§ **What to do**
How many lines of these entries hold the string "icon"? Answer with the number alone.

--------------------------------

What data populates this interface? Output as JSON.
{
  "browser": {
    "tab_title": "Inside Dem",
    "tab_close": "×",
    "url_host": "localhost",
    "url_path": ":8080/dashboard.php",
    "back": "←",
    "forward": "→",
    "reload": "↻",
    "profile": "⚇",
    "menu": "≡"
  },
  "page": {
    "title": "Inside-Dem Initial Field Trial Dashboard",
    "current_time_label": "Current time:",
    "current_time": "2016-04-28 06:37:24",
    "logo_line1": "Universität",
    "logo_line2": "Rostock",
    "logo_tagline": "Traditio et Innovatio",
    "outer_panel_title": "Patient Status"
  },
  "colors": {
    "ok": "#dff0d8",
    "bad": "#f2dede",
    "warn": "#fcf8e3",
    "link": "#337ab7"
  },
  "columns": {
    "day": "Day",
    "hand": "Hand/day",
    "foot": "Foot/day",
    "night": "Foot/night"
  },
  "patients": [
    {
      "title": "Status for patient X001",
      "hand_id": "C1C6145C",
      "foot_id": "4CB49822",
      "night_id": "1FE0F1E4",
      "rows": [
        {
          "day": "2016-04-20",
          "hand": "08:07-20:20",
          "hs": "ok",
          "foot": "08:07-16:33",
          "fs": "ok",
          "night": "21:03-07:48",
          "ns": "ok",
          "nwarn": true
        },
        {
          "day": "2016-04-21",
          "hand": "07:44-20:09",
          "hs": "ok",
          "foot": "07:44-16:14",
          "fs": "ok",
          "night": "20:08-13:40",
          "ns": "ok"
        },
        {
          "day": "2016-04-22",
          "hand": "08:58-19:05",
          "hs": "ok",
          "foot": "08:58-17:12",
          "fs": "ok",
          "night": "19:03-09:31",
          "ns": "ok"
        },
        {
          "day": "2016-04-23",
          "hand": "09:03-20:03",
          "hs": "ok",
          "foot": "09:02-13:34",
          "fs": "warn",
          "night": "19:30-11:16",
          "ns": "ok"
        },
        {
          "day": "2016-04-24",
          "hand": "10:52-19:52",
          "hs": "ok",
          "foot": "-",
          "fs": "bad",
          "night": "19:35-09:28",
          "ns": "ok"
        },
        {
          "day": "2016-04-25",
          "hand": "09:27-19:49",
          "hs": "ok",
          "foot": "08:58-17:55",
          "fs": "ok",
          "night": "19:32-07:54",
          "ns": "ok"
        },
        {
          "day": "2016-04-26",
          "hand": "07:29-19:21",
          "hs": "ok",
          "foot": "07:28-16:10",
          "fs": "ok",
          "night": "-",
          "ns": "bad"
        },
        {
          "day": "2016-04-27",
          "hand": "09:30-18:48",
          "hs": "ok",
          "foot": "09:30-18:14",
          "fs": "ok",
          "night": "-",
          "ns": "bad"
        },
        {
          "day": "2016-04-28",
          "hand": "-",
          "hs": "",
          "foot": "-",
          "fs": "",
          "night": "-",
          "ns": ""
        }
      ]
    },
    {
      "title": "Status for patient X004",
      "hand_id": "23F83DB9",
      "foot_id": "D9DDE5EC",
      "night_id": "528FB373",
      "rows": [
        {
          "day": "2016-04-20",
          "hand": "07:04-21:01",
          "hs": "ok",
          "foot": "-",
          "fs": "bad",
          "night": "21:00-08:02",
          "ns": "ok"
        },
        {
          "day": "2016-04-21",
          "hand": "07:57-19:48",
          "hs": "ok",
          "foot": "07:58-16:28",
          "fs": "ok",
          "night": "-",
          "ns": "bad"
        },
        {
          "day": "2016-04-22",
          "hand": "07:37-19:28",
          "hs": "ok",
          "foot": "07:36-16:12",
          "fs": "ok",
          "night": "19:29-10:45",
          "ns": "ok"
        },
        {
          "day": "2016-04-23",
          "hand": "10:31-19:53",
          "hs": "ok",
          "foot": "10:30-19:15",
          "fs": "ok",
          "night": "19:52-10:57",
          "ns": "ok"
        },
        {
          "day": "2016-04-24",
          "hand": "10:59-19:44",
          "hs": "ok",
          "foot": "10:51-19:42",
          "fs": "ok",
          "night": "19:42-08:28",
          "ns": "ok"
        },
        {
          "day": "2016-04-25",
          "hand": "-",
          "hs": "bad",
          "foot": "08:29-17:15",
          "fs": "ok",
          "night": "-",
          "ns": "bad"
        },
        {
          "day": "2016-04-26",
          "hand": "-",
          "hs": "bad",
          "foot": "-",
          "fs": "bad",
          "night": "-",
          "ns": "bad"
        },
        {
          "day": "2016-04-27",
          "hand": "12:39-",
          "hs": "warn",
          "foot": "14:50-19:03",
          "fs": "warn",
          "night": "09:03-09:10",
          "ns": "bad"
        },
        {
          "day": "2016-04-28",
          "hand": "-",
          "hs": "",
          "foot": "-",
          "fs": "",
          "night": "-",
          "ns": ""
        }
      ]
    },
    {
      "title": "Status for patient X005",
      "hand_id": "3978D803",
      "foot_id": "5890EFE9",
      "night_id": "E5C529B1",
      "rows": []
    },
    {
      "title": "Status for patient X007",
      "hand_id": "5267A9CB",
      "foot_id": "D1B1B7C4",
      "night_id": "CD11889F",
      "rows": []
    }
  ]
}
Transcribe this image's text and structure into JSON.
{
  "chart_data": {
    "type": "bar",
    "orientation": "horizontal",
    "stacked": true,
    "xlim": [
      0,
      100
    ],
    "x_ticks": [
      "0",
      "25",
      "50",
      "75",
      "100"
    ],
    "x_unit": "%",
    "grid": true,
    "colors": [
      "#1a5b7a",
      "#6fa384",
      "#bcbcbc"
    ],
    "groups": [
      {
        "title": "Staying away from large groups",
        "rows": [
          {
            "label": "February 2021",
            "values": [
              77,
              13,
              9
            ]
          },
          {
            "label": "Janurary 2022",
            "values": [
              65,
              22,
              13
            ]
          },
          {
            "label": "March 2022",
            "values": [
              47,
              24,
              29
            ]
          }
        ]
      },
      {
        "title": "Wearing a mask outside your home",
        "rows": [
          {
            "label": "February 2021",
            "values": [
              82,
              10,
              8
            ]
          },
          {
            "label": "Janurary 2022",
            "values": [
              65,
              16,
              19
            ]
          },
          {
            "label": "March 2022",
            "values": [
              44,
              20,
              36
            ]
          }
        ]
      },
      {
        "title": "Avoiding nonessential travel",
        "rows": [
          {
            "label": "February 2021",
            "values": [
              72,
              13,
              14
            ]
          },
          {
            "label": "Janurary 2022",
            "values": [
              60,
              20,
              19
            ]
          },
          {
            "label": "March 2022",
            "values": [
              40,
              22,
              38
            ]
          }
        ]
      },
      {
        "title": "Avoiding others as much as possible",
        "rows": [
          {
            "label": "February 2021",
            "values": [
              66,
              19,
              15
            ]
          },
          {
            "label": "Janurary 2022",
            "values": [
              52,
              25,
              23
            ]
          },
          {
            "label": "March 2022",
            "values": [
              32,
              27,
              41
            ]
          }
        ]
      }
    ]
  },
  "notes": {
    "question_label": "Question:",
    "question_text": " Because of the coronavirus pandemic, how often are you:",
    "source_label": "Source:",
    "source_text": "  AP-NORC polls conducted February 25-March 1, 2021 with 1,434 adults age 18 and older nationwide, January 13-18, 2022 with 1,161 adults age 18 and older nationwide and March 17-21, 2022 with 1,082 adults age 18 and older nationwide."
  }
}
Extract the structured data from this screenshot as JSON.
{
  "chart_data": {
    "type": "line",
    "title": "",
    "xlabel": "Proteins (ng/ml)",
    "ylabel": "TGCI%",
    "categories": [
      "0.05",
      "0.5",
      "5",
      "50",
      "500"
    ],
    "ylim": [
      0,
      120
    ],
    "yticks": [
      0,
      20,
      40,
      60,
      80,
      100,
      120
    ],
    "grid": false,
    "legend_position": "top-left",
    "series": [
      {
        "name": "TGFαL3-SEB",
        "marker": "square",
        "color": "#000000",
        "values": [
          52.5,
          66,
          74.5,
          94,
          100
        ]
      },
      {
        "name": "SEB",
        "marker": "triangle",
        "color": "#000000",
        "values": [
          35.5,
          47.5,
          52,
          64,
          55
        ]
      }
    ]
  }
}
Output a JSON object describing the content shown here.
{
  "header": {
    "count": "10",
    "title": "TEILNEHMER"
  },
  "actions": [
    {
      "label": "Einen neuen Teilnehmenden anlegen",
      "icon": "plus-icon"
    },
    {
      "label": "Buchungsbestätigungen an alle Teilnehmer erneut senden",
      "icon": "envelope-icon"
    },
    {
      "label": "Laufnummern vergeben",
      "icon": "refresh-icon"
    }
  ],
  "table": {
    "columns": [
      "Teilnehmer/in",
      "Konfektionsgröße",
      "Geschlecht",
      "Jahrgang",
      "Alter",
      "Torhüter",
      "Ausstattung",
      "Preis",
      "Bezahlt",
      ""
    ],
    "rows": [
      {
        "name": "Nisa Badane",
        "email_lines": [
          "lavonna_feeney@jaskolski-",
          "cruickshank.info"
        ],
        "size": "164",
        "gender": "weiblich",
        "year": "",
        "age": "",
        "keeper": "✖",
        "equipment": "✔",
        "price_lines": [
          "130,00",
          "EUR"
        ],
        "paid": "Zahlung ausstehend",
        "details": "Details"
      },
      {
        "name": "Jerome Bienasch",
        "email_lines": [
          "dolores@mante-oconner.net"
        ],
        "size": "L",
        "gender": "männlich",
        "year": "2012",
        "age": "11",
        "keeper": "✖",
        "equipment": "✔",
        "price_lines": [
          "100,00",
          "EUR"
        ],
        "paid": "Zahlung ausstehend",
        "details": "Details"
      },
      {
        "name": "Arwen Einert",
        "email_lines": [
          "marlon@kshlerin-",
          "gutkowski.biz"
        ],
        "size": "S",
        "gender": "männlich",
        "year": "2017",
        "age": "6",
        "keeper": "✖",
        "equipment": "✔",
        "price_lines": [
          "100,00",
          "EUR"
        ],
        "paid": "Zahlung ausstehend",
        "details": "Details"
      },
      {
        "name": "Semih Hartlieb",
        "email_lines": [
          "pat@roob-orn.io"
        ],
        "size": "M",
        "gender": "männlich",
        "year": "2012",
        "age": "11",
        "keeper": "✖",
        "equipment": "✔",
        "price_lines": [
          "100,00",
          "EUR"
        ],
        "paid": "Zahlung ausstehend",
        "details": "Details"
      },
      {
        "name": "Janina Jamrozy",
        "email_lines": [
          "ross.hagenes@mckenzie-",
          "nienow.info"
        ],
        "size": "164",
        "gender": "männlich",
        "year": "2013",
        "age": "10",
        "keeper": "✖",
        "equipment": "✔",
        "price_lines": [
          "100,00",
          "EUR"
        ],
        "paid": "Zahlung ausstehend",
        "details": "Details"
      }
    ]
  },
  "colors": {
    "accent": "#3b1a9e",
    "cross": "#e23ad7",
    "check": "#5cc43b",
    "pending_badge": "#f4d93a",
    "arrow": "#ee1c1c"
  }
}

--------------------------------

§ **Response to this task**
3